==== Records provided ====
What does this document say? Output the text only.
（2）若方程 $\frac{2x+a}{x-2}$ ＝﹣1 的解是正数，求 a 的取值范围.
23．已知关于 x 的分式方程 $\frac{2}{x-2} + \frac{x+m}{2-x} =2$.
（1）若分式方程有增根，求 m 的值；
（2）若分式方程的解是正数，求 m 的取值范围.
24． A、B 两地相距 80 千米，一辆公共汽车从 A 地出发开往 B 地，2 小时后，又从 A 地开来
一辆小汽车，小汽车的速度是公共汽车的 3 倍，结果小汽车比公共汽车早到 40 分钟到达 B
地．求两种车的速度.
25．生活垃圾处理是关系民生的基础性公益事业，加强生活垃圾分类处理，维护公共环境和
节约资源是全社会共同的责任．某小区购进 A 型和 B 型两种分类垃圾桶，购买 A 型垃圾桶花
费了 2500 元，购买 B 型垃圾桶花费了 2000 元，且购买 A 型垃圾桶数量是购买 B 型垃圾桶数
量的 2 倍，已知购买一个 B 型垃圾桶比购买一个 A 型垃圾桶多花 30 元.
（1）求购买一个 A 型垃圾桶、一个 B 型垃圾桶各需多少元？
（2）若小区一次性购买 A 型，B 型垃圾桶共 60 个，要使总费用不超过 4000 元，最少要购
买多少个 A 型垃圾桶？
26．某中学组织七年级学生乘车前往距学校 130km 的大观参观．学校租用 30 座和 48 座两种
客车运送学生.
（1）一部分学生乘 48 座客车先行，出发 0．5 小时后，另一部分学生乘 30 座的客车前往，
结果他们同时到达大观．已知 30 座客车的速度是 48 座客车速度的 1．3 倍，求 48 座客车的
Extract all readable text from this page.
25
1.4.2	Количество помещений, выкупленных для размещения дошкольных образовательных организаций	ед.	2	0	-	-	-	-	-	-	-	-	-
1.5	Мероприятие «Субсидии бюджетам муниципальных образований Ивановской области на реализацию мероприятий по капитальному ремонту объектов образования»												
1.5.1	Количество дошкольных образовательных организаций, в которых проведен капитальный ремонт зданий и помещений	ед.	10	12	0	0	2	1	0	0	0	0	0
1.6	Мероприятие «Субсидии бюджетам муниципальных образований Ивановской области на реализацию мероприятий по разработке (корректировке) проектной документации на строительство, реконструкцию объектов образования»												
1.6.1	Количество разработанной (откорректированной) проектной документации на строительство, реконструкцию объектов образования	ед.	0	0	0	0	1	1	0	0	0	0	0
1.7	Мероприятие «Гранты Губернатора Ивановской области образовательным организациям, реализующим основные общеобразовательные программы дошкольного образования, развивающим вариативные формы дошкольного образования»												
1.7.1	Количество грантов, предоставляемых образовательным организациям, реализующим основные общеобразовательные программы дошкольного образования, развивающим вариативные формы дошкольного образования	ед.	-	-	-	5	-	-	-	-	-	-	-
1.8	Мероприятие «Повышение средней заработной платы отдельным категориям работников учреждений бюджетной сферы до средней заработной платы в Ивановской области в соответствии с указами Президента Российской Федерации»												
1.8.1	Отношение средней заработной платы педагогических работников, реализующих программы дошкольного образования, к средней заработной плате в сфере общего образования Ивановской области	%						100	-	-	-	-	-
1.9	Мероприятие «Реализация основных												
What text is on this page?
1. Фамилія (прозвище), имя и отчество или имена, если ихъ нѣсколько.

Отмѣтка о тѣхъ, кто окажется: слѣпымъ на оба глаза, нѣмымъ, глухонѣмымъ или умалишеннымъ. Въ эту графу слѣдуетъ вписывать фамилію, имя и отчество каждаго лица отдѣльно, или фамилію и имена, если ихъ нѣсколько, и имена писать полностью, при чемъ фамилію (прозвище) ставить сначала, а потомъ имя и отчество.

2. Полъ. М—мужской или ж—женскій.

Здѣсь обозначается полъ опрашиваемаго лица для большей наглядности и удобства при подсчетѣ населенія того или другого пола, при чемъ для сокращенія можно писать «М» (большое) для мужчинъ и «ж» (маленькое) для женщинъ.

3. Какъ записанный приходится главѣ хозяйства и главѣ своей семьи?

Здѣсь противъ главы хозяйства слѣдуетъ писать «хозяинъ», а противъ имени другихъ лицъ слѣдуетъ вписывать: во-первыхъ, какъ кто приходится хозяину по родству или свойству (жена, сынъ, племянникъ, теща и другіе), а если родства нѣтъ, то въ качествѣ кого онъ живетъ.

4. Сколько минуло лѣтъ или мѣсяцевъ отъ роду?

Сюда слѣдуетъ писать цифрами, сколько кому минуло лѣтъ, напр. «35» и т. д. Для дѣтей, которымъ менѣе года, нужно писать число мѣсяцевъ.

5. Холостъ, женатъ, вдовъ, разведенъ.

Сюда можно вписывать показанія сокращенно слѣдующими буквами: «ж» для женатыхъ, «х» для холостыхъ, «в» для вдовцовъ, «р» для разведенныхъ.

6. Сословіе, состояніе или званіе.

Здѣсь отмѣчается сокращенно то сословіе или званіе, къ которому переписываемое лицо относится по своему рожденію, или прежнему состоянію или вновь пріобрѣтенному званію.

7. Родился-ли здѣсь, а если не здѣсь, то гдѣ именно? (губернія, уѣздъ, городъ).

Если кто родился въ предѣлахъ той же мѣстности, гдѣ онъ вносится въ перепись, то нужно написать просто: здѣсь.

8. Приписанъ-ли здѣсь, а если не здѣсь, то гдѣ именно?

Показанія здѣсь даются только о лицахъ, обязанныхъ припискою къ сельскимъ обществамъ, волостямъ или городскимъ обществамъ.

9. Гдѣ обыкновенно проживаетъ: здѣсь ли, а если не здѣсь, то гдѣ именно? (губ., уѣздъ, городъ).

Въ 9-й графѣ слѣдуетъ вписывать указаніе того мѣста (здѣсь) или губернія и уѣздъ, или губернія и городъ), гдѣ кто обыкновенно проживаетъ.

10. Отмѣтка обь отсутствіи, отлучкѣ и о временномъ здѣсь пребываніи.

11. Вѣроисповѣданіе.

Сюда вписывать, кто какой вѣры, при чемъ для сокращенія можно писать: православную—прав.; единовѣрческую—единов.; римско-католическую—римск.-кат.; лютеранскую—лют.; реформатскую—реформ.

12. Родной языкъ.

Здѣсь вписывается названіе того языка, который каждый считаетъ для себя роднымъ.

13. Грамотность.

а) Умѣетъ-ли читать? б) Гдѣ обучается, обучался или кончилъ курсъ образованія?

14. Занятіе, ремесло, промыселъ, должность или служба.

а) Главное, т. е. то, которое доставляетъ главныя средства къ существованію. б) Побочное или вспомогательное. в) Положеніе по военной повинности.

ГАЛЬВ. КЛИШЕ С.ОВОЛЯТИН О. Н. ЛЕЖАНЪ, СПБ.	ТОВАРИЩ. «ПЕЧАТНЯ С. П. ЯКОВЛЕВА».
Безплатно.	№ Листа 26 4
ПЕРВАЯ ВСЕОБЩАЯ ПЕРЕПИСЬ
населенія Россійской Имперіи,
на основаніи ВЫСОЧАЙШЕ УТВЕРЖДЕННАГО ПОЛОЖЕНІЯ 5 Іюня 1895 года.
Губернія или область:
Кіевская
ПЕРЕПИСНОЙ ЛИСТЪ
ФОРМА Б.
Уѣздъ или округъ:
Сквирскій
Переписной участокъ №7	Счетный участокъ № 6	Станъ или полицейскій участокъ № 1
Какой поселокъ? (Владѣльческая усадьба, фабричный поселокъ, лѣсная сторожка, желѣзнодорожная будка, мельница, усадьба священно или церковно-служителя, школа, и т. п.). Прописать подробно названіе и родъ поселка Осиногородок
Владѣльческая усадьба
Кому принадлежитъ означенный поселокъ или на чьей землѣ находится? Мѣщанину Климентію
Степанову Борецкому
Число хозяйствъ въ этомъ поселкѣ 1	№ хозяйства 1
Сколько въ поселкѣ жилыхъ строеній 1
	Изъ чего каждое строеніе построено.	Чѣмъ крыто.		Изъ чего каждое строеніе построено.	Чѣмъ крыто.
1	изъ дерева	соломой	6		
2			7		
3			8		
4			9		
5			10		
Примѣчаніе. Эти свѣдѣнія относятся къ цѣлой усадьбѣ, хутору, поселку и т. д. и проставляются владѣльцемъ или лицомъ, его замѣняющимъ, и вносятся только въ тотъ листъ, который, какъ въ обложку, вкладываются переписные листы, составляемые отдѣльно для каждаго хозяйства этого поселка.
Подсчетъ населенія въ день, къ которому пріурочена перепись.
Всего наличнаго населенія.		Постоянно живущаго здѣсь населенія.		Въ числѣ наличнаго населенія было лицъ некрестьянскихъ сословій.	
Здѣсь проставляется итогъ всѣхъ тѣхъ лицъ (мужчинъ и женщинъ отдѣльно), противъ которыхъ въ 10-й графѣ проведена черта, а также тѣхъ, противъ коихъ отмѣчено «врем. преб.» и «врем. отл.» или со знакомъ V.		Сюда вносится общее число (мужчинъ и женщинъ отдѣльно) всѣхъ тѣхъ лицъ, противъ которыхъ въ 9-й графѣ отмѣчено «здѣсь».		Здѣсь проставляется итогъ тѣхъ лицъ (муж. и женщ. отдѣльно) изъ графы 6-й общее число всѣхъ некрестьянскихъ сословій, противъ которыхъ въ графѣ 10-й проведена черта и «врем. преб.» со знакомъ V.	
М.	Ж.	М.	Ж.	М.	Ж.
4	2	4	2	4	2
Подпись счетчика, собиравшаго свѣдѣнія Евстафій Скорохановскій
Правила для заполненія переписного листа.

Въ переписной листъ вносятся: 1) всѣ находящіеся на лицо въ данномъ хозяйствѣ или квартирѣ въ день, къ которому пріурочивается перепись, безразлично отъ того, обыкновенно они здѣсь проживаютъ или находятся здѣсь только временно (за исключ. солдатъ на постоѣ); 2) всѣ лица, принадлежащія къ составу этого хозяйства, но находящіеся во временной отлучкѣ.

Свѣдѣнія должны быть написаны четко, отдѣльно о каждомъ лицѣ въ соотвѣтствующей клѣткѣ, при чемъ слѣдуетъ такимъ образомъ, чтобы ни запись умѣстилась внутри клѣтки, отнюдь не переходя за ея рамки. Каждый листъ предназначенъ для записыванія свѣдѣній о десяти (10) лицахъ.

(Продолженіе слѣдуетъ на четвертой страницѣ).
====
## Problem
Return each line that includes "женщинъ".

## Result below
Здѣсь обозначается полъ опрашиваемаго лица для большей наглядности и удобства при подсчетѣ населенія того или другого пола, при чемъ для сокращенія можно писать «М» (большое) для мужчинъ и «ж» (маленькое) для женщинъ.
Здѣсь проставляется итогъ всѣхъ тѣхъ лицъ (мужчинъ и женщинъ отдѣльно), противъ которыхъ въ 10-й графѣ проведена черта, а также тѣхъ, противъ коихъ отмѣчено «врем. преб.» и «врем. отл.» или со знакомъ V.		Сюда вносится общее число (мужчинъ и женщинъ отдѣльно) всѣхъ тѣхъ лицъ, противъ которыхъ въ 9-й графѣ отмѣчено «здѣсь».		Здѣсь проставляется итогъ тѣхъ лицъ (муж. и женщ. отдѣльно) изъ графы 6-й общее число всѣхъ некрестьянскихъ сословій, противъ которыхъ въ графѣ 10-й проведена черта и «врем. преб.» со знакомъ V.	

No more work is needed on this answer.